**Requirements:** Search the material for the word "Lower" and report each line where it turns up.

Some records:
┄┄┄┄┄┄┄┄┄┄┄┄┄┄┄┄┄┄┄┄

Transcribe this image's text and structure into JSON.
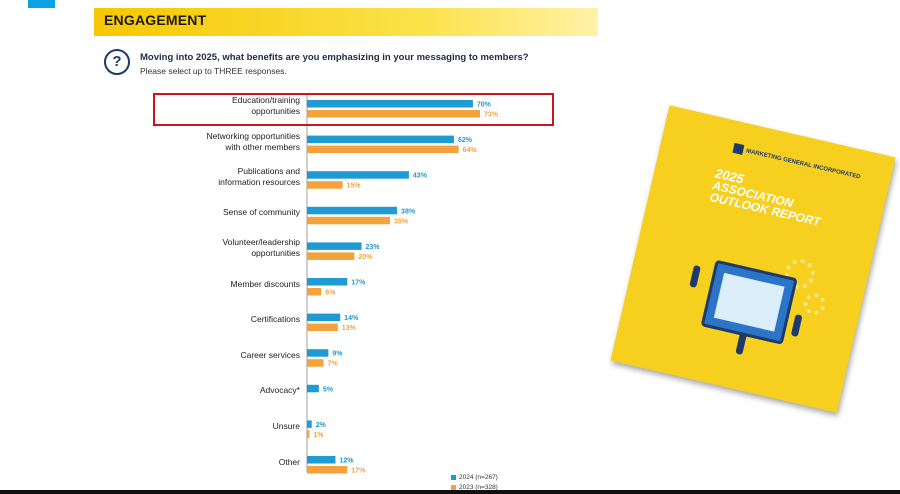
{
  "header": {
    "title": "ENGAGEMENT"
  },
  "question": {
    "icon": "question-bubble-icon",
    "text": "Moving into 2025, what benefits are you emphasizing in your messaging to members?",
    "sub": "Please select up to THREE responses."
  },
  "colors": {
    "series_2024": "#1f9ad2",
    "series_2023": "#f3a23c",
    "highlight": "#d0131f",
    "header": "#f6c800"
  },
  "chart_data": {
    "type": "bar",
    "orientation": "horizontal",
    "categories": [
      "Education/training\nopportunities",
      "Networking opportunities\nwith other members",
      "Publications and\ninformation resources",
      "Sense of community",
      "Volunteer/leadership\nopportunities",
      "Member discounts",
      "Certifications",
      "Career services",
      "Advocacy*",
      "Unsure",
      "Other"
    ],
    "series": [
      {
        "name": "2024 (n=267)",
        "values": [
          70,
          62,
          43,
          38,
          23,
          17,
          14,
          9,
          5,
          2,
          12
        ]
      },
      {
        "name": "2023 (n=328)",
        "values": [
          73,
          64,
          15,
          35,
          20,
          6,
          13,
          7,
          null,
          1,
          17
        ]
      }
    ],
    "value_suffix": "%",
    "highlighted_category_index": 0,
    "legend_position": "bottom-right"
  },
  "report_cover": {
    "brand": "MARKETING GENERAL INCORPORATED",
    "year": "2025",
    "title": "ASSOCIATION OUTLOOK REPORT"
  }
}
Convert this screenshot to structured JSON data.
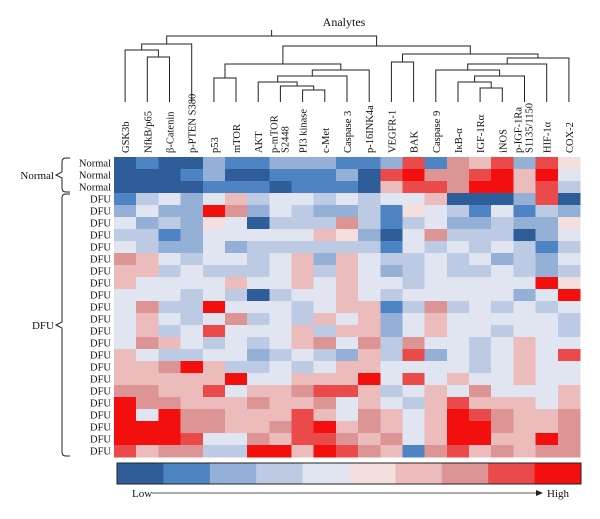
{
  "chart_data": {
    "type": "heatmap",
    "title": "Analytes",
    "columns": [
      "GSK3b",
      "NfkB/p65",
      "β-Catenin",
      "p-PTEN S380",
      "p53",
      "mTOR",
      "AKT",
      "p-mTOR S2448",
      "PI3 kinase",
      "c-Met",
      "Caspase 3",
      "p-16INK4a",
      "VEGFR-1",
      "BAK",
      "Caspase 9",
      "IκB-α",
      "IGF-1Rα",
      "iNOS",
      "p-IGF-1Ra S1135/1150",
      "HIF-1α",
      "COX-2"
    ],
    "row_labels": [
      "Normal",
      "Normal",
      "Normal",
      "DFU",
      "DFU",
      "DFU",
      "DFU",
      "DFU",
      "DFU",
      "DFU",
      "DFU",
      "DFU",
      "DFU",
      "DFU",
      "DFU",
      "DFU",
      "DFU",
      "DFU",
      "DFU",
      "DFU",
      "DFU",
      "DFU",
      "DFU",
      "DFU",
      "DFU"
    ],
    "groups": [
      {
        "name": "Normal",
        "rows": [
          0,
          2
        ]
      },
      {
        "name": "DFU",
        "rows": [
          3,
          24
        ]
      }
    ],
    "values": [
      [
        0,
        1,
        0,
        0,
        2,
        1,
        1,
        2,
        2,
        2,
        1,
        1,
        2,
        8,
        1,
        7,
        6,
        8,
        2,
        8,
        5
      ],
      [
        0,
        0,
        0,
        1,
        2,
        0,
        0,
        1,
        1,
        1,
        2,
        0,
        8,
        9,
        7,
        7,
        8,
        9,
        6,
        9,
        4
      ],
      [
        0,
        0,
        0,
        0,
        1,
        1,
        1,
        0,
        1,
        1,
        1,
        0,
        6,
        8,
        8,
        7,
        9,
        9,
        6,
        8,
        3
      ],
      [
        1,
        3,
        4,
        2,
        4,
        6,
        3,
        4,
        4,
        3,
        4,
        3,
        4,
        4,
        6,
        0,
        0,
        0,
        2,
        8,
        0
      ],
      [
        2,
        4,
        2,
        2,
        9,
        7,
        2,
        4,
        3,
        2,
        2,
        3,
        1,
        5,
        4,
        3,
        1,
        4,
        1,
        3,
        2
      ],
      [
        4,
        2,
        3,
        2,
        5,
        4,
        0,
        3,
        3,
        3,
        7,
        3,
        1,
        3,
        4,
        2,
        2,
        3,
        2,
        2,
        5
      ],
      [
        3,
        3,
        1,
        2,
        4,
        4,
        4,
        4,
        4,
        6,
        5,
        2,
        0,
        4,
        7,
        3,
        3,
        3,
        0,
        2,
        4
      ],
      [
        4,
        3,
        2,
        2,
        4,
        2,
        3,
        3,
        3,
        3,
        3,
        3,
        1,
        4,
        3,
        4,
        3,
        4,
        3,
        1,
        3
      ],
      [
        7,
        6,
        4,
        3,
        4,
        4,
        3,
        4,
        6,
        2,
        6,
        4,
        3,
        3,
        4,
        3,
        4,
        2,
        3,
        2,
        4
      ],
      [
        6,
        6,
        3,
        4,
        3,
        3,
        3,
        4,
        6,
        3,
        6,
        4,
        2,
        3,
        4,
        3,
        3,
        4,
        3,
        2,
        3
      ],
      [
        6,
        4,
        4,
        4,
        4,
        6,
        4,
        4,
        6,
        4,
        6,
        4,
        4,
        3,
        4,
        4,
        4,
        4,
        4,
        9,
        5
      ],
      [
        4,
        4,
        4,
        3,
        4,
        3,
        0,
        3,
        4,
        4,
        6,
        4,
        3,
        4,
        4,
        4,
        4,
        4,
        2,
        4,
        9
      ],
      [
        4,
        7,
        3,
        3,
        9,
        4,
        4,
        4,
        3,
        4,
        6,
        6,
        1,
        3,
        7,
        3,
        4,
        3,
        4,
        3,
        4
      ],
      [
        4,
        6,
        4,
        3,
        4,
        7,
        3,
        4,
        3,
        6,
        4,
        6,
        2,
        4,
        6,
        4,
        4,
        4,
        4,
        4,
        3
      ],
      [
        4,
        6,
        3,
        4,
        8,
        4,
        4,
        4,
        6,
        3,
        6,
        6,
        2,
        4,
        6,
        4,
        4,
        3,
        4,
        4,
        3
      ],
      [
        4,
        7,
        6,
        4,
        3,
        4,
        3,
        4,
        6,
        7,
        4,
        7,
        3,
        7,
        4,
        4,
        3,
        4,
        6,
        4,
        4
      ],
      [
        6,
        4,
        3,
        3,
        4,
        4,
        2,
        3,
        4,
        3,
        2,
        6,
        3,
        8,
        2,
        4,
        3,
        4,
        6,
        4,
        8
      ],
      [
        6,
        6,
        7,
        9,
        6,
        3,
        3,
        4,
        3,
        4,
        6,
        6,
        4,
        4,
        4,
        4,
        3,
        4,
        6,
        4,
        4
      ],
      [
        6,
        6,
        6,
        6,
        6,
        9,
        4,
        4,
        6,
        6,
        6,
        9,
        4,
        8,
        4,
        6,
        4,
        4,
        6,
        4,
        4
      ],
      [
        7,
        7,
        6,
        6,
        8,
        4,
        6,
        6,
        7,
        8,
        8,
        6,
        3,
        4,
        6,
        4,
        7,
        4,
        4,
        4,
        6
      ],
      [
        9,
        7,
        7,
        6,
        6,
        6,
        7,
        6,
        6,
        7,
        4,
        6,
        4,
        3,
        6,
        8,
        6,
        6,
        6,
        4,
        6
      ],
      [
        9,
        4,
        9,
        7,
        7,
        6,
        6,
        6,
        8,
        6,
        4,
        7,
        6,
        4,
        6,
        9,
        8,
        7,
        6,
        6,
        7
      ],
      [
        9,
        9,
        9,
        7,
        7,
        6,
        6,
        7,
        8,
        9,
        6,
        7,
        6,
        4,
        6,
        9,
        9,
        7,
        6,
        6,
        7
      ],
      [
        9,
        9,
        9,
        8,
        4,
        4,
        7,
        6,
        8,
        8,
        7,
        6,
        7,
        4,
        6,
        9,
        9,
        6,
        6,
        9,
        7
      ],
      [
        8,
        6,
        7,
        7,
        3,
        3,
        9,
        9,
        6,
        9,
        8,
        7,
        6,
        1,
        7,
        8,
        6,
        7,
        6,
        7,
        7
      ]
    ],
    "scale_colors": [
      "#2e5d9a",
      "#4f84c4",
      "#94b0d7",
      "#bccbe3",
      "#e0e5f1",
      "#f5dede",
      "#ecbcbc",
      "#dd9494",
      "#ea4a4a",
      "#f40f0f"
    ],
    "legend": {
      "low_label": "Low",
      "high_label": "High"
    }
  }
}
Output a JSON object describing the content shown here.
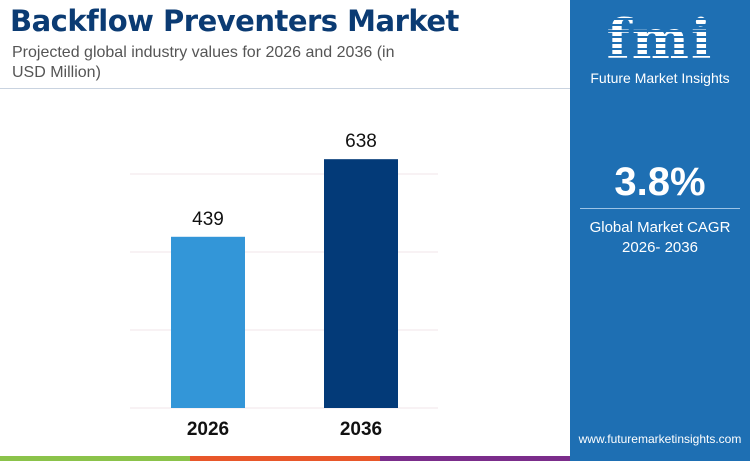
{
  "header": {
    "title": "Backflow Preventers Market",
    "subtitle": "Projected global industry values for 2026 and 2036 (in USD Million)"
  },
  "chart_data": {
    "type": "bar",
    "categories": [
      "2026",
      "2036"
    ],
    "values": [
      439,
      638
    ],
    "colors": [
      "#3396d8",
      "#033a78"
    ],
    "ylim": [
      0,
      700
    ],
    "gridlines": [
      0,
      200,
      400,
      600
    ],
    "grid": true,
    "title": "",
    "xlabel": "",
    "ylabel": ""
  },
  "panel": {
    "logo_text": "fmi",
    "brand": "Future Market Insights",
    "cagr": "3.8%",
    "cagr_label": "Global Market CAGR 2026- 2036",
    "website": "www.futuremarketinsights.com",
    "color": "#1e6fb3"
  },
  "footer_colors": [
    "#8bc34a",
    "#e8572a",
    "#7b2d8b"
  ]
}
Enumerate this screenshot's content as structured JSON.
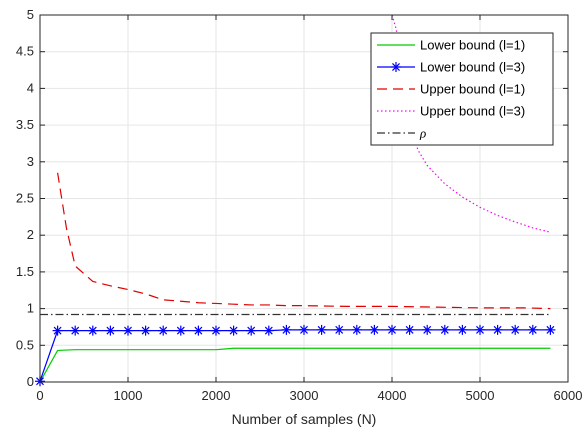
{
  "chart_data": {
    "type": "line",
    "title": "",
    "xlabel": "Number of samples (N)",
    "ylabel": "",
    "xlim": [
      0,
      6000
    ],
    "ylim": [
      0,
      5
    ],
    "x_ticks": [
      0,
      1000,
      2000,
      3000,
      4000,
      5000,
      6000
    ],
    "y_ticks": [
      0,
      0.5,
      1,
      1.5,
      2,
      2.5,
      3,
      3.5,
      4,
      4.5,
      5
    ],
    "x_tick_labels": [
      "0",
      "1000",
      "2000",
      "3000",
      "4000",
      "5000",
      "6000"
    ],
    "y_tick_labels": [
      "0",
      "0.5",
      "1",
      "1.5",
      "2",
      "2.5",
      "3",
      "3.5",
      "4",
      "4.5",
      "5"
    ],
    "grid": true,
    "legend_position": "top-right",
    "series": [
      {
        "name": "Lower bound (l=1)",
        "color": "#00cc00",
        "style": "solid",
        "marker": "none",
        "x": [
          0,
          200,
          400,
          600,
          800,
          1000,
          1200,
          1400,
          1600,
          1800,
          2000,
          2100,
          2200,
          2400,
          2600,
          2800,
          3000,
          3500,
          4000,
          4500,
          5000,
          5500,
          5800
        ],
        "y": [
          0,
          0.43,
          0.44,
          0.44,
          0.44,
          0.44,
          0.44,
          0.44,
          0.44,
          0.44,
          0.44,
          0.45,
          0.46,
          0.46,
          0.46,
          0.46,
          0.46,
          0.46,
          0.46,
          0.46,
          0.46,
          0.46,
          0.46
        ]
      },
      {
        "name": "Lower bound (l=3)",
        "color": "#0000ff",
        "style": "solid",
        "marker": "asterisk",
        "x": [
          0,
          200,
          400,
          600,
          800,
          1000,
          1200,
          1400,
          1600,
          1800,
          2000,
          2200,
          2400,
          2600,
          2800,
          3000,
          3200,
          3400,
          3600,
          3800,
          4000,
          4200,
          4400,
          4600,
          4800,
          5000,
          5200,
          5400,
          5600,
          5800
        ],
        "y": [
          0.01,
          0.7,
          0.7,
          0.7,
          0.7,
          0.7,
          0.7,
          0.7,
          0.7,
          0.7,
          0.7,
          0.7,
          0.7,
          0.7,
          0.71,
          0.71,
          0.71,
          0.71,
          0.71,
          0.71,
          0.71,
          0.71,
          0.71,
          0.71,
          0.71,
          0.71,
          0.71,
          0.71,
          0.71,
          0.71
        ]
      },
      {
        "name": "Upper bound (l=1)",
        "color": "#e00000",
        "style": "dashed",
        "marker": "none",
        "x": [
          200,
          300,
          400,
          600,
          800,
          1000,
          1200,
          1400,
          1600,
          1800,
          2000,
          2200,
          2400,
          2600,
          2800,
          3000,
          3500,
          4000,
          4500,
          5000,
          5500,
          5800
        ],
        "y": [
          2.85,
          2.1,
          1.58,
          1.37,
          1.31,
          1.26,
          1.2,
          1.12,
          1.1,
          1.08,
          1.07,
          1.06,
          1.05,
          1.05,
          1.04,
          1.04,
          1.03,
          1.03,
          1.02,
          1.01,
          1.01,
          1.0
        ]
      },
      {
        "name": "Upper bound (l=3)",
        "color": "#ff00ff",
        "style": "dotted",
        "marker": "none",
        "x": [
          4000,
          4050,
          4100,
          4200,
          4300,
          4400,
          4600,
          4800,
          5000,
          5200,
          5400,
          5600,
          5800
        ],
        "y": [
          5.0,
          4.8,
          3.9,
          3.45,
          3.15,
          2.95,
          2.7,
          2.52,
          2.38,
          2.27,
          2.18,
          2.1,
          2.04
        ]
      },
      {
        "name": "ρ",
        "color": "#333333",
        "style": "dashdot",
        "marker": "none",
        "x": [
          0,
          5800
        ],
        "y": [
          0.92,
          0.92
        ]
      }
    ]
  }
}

┄┄┄┄┄┄┄┄┄┄┄┄┄┄┄┄┄┄┄┄

**Output:**
        "name": "Lower bound (l=1)",
        "name": "Lower bound (l=3)",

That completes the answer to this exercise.